Extracted records
** START **

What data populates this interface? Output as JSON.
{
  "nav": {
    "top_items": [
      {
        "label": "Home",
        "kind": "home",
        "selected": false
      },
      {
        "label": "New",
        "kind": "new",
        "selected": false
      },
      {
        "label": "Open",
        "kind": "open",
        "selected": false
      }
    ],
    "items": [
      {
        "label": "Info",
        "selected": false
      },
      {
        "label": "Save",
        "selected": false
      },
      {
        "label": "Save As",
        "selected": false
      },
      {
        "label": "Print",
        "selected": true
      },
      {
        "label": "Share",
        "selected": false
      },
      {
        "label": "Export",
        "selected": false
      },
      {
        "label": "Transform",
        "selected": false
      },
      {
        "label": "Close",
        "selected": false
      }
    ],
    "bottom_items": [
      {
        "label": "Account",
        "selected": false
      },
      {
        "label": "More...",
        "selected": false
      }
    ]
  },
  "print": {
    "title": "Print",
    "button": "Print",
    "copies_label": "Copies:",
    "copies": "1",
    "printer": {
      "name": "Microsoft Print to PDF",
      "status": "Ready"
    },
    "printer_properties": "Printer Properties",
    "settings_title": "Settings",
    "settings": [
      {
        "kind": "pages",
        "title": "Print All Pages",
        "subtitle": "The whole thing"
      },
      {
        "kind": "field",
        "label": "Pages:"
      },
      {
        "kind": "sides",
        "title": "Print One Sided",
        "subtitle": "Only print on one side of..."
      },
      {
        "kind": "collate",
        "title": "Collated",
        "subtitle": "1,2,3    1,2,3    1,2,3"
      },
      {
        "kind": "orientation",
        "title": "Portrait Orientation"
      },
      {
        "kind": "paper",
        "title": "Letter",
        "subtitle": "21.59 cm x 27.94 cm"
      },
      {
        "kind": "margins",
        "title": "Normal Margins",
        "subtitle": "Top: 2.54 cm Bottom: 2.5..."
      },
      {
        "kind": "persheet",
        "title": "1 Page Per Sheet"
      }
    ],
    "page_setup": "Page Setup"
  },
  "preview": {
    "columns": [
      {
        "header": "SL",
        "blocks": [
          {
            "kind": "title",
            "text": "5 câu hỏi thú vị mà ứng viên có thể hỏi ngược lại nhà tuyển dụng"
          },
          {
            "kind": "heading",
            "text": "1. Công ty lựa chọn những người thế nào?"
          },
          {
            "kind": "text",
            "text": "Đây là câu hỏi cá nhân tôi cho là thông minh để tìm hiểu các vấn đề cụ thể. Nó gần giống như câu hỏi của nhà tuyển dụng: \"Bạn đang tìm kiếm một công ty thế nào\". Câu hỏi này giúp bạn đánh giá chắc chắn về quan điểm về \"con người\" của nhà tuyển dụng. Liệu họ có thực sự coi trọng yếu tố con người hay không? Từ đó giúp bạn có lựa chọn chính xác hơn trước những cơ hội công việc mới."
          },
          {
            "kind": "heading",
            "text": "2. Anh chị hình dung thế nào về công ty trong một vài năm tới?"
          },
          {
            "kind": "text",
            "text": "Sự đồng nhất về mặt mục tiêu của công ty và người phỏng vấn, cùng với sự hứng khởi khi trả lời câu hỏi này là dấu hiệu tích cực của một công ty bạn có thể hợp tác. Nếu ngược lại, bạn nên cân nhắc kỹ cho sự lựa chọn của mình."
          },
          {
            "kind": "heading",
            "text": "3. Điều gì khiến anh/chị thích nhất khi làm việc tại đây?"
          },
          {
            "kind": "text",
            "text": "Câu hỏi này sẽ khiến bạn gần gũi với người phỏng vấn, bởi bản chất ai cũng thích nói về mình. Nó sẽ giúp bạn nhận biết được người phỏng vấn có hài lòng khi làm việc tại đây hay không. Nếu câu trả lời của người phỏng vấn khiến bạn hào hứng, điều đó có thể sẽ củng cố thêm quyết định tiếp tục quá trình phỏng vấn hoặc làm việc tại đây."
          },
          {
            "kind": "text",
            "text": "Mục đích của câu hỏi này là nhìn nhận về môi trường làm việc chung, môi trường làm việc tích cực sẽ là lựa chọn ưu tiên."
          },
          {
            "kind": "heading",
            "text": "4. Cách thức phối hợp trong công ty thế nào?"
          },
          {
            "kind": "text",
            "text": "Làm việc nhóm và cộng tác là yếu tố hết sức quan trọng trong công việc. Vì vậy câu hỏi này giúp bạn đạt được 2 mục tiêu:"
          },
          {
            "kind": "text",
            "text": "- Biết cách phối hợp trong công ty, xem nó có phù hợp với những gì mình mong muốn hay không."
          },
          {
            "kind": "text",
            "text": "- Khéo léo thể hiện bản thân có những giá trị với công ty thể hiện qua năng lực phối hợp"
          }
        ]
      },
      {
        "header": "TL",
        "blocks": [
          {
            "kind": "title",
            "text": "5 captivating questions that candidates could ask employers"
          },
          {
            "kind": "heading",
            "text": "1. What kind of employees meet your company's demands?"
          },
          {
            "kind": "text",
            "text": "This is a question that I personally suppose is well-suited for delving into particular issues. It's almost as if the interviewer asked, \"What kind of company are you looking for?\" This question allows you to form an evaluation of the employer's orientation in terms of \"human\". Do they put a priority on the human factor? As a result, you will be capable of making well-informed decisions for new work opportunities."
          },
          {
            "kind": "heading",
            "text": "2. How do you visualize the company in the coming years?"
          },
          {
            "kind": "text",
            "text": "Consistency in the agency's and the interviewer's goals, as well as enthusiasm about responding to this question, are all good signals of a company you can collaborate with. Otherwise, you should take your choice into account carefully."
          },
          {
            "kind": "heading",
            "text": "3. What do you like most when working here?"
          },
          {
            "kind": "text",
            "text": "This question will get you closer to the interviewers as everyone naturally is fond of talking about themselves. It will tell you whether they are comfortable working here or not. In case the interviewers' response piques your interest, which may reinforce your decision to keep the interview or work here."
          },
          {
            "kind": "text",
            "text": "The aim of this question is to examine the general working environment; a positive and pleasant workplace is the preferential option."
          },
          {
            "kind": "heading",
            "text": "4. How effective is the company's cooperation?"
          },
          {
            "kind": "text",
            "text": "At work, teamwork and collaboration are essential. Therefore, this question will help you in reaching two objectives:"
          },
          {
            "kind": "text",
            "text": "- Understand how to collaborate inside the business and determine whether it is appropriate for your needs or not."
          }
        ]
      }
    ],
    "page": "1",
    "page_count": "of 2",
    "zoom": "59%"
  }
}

** END **

Problem description: Extract each entry in full and write it down exactly.

Reply:
What data populates this interface? Output as JSON.
{
  "nav": {
    "top_items": [
      {
        "label": "Home",
        "kind": "home",
        "selected": false
      },
      {
        "label": "New",
        "kind": "new",
        "selected": false
      },
      {
        "label": "Open",
        "kind": "open",
        "selected": false
      }
    ],
    "items": [
      {
        "label": "Info",
        "selected": false
      },
      {
        "label": "Save",
        "selected": false
      },
      {
        "label": "Save As",
        "selected": false
      },
      {
        "label": "Print",
        "selected": true
      },
      {
        "label": "Share",
        "selected": false
      },
      {
        "label": "Export",
        "selected": false
      },
      {
        "label": "Transform",
        "selected": false
      },
      {
        "label": "Close",
        "selected": false
      }
    ],
    "bottom_items": [
      {
        "label": "Account",
        "selected": false
      },
      {
        "label": "More...",
        "selected": false
      }
    ]
  },
  "print": {
    "title": "Print",
    "button": "Print",
    "copies_label": "Copies:",
    "copies": "1",
    "printer": {
      "name": "Microsoft Print to PDF",
      "status": "Ready"
    },
    "printer_properties": "Printer Properties",
    "settings_title": "Settings",
    "settings": [
      {
        "kind": "pages",
        "title": "Print All Pages",
        "subtitle": "The whole thing"
      },
      {
        "kind": "field",
        "label": "Pages:"
      },
      {
        "kind": "sides",
        "title": "Print One Sided",
        "subtitle": "Only print on one side of..."
      },
      {
        "kind": "collate",
        "title": "Collated",
        "subtitle": "1,2,3    1,2,3    1,2,3"
      },
      {
        "kind": "orientation",
        "title": "Portrait Orientation"
      },
      {
        "kind": "paper",
        "title": "Letter",
        "subtitle": "21.59 cm x 27.94 cm"
      },
      {
        "kind": "margins",
        "title": "Normal Margins",
        "subtitle": "Top: 2.54 cm Bottom: 2.5..."
      },
      {
        "kind": "persheet",
        "title": "1 Page Per Sheet"
      }
    ],
    "page_setup": "Page Setup"
  },
  "preview": {
    "columns": [
      {
        "header": "SL",
        "blocks": [
          {
            "kind": "title",
            "text": "5 câu hỏi thú vị mà ứng viên có thể hỏi ngược lại nhà tuyển dụng"
          },
          {
            "kind": "heading",
            "text": "1. Công ty lựa chọn những người thế nào?"
          },
          {
            "kind": "text",
            "text": "Đây là câu hỏi cá nhân tôi cho là thông minh để tìm hiểu các vấn đề cụ thể. Nó gần giống như câu hỏi của nhà tuyển dụng: \"Bạn đang tìm kiếm một công ty thế nào\". Câu hỏi này giúp bạn đánh giá chắc chắn về quan điểm về \"con người\" của nhà tuyển dụng. Liệu họ có thực sự coi trọng yếu tố con người hay không? Từ đó giúp bạn có lựa chọn chính xác hơn trước những cơ hội công việc mới."
          },
          {
            "kind": "heading",
            "text": "2. Anh chị hình dung thế nào về công ty trong một vài năm tới?"
          },
          {
            "kind": "text",
            "text": "Sự đồng nhất về mặt mục tiêu của công ty và người phỏng vấn, cùng với sự hứng khởi khi trả lời câu hỏi này là dấu hiệu tích cực của một công ty bạn có thể hợp tác. Nếu ngược lại, bạn nên cân nhắc kỹ cho sự lựa chọn của mình."
          },
          {
            "kind": "heading",
            "text": "3. Điều gì khiến anh/chị thích nhất khi làm việc tại đây?"
          },
          {
            "kind": "text",
            "text": "Câu hỏi này sẽ khiến bạn gần gũi với người phỏng vấn, bởi bản chất ai cũng thích nói về mình. Nó sẽ giúp bạn nhận biết được người phỏng vấn có hài lòng khi làm việc tại đây hay không. Nếu câu trả lời của người phỏng vấn khiến bạn hào hứng, điều đó có thể sẽ củng cố thêm quyết định tiếp tục quá trình phỏng vấn hoặc làm việc tại đây."
          },
          {
            "kind": "text",
            "text": "Mục đích của câu hỏi này là nhìn nhận về môi trường làm việc chung, môi trường làm việc tích cực sẽ là lựa chọn ưu tiên."
          },
          {
            "kind": "heading",
            "text": "4. Cách thức phối hợp trong công ty thế nào?"
          },
          {
            "kind": "text",
            "text": "Làm việc nhóm và cộng tác là yếu tố hết sức quan trọng trong công việc. Vì vậy câu hỏi này giúp bạn đạt được 2 mục tiêu:"
          },
          {
            "kind": "text",
            "text": "- Biết cách phối hợp trong công ty, xem nó có phù hợp với những gì mình mong muốn hay không."
          },
          {
            "kind": "text",
            "text": "- Khéo léo thể hiện bản thân có những giá trị với công ty thể hiện qua năng lực phối hợp"
          }
        ]
      },
      {
        "header": "TL",
        "blocks": [
          {
            "kind": "title",
            "text": "5 captivating questions that candidates could ask employers"
          },
          {
            "kind": "heading",
            "text": "1. What kind of employees meet your company's demands?"
          },
          {
            "kind": "text",
            "text": "This is a question that I personally suppose is well-suited for delving into particular issues. It's almost as if the interviewer asked, \"What kind of company are you looking for?\" This question allows you to form an evaluation of the employer's orientation in terms of \"human\". Do they put a priority on the human factor? As a result, you will be capable of making well-informed decisions for new work opportunities."
          },
          {
            "kind": "heading",
            "text": "2. How do you visualize the company in the coming years?"
          },
          {
            "kind": "text",
            "text": "Consistency in the agency's and the interviewer's goals, as well as enthusiasm about responding to this question, are all good signals of a company you can collaborate with. Otherwise, you should take your choice into account carefully."
          },
          {
            "kind": "heading",
            "text": "3. What do you like most when working here?"
          },
          {
            "kind": "text",
            "text": "This question will get you closer to the interviewers as everyone naturally is fond of talking about themselves. It will tell you whether they are comfortable working here or not. In case the interviewers' response piques your interest, which may reinforce your decision to keep the interview or work here."
          },
          {
            "kind": "text",
            "text": "The aim of this question is to examine the general working environment; a positive and pleasant workplace is the preferential option."
          },
          {
            "kind": "heading",
            "text": "4. How effective is the company's cooperation?"
          },
          {
            "kind": "text",
            "text": "At work, teamwork and collaboration are essential. Therefore, this question will help you in reaching two objectives:"
          },
          {
            "kind": "text",
            "text": "- Understand how to collaborate inside the business and determine whether it is appropriate for your needs or not."
          }
        ]
      }
    ],
    "page": "1",
    "page_count": "of 2",
    "zoom": "59%"
  }
}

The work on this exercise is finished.